▸ Task objective
Each entry below is to be printed verbatim.

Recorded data

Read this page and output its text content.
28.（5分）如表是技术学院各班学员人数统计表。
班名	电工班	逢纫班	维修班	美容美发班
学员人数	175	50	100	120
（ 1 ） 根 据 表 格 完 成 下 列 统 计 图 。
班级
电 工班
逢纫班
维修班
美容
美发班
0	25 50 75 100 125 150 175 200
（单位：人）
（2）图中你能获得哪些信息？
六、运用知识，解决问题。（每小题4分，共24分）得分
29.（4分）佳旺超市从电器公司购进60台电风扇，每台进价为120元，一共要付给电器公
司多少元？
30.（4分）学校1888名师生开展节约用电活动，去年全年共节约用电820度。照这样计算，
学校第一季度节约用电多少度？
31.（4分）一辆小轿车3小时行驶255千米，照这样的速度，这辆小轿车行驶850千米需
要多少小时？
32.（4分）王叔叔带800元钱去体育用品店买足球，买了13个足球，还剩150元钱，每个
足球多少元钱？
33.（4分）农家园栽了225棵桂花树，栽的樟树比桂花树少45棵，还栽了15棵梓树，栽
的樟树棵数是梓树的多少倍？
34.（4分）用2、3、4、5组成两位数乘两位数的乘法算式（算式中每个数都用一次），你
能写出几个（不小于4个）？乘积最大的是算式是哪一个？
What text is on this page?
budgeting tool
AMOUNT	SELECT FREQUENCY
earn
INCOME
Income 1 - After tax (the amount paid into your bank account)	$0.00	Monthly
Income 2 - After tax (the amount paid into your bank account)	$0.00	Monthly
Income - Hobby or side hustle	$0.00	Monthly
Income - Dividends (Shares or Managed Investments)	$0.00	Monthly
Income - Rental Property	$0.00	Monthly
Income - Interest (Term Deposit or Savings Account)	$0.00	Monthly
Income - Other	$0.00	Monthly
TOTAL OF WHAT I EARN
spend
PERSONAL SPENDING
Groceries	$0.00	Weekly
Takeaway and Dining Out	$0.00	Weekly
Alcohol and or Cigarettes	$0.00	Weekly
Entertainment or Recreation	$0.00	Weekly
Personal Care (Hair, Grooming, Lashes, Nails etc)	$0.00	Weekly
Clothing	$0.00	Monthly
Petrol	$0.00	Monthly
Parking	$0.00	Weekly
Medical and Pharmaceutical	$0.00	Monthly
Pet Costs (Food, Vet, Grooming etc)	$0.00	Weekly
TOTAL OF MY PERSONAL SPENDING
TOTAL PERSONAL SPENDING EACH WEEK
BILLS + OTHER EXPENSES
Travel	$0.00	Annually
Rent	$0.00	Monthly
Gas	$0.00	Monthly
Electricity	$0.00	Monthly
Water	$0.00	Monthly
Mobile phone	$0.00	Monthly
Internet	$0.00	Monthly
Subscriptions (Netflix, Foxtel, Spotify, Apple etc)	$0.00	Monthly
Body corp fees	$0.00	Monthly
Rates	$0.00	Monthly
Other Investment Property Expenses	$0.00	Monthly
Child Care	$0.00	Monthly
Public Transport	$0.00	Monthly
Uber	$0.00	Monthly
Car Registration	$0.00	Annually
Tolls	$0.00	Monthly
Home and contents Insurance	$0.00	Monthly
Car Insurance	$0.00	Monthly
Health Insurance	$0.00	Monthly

▸ Solution to this task
Read this page and output its text content.
28.（5分）如表是技术学院各班学员人数统计表。
班名	电工班	逢纫班	维修班	美容美发班
学员人数	175	50	100	120
（ 1 ） 根 据 表 格 完 成 下 列 统 计 图 。
班级
电 工班
逢纫班
维修班
美容
美发班
0	25 50 75 100 125 150 175 200
（单位：人）
（2）图中你能获得哪些信息？
六、运用知识，解决问题。（每小题4分，共24分）得分
29.（4分）佳旺超市从电器公司购进60台电风扇，每台进价为120元，一共要付给电器公
司多少元？
30.（4分）学校1888名师生开展节约用电活动，去年全年共节约用电820度。照这样计算，
学校第一季度节约用电多少度？
31.（4分）一辆小轿车3小时行驶255千米，照这样的速度，这辆小轿车行驶850千米需
要多少小时？
32.（4分）王叔叔带800元钱去体育用品店买足球，买了13个足球，还剩150元钱，每个
足球多少元钱？
33.（4分）农家园栽了225棵桂花树，栽的樟树比桂花树少45棵，还栽了15棵梓树，栽
的樟树棵数是梓树的多少倍？
34.（4分）用2、3、4、5组成两位数乘两位数的乘法算式（算式中每个数都用一次），你
能写出几个（不小于4个）？乘积最大的是算式是哪一个？
What text is on this page?
budgeting tool
AMOUNT	SELECT FREQUENCY
earn
INCOME
Income 1 - After tax (the amount paid into your bank account)	$0.00	Monthly
Income 2 - After tax (the amount paid into your bank account)	$0.00	Monthly
Income - Hobby or side hustle	$0.00	Monthly
Income - Dividends (Shares or Managed Investments)	$0.00	Monthly
Income - Rental Property	$0.00	Monthly
Income - Interest (Term Deposit or Savings Account)	$0.00	Monthly
Income - Other	$0.00	Monthly
TOTAL OF WHAT I EARN
spend
PERSONAL SPENDING
Groceries	$0.00	Weekly
Takeaway and Dining Out	$0.00	Weekly
Alcohol and or Cigarettes	$0.00	Weekly
Entertainment or Recreation	$0.00	Weekly
Personal Care (Hair, Grooming, Lashes, Nails etc)	$0.00	Weekly
Clothing	$0.00	Monthly
Petrol	$0.00	Monthly
Parking	$0.00	Weekly
Medical and Pharmaceutical	$0.00	Monthly
Pet Costs (Food, Vet, Grooming etc)	$0.00	Weekly
TOTAL OF MY PERSONAL SPENDING
TOTAL PERSONAL SPENDING EACH WEEK
BILLS + OTHER EXPENSES
Travel	$0.00	Annually
Rent	$0.00	Monthly
Gas	$0.00	Monthly
Electricity	$0.00	Monthly
Water	$0.00	Monthly
Mobile phone	$0.00	Monthly
Internet	$0.00	Monthly
Subscriptions (Netflix, Foxtel, Spotify, Apple etc)	$0.00	Monthly
Body corp fees	$0.00	Monthly
Rates	$0.00	Monthly
Other Investment Property Expenses	$0.00	Monthly
Child Care	$0.00	Monthly
Public Transport	$0.00	Monthly
Uber	$0.00	Monthly
Car Registration	$0.00	Annually
Tolls	$0.00	Monthly
Home and contents Insurance	$0.00	Monthly
Car Insurance	$0.00	Monthly
Health Insurance	$0.00	Monthly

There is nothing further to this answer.